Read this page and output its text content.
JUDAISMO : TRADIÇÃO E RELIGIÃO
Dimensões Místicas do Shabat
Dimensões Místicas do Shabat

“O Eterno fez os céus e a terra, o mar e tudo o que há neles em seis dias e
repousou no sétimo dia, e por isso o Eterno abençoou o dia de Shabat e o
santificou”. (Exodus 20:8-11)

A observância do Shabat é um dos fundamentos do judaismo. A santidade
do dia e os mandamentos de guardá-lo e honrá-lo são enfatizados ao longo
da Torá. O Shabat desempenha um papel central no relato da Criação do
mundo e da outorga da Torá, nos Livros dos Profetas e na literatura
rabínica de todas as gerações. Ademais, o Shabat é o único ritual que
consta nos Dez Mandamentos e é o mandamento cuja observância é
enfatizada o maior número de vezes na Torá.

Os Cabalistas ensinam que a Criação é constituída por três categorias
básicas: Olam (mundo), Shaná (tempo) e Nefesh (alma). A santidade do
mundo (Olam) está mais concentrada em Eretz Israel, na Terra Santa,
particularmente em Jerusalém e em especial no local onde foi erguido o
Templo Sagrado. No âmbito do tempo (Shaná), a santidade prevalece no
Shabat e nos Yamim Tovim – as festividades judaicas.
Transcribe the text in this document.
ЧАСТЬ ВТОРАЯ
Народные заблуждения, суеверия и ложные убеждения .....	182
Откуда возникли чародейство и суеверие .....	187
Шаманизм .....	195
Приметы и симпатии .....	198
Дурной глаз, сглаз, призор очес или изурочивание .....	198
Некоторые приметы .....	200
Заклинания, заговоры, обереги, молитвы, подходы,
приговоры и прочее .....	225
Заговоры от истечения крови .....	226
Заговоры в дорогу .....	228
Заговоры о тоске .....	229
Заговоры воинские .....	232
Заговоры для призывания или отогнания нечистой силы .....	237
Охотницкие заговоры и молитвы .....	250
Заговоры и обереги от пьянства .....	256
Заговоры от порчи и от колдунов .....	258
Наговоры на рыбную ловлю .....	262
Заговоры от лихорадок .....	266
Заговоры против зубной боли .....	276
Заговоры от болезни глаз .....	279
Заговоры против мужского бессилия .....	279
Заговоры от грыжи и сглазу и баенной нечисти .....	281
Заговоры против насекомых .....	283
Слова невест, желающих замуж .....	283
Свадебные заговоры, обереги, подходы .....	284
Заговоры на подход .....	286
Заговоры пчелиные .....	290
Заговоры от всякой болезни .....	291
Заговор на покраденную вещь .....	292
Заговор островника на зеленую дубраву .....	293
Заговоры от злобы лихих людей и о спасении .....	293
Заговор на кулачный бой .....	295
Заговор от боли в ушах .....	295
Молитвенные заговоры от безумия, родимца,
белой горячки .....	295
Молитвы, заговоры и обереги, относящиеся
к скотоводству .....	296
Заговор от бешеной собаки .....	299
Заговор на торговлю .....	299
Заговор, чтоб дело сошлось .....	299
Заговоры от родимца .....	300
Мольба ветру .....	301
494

****************************************

__EXERCISE PROMPT__
Return, from the data, each line that has the word "Eterno" in it.

__FINAL RESULT__
“O Eterno fez os céus e a terra, o mar e tudo o que há neles em seis dias e
repousou no sétimo dia, e por isso o Eterno abençoou o dia de Shabat e o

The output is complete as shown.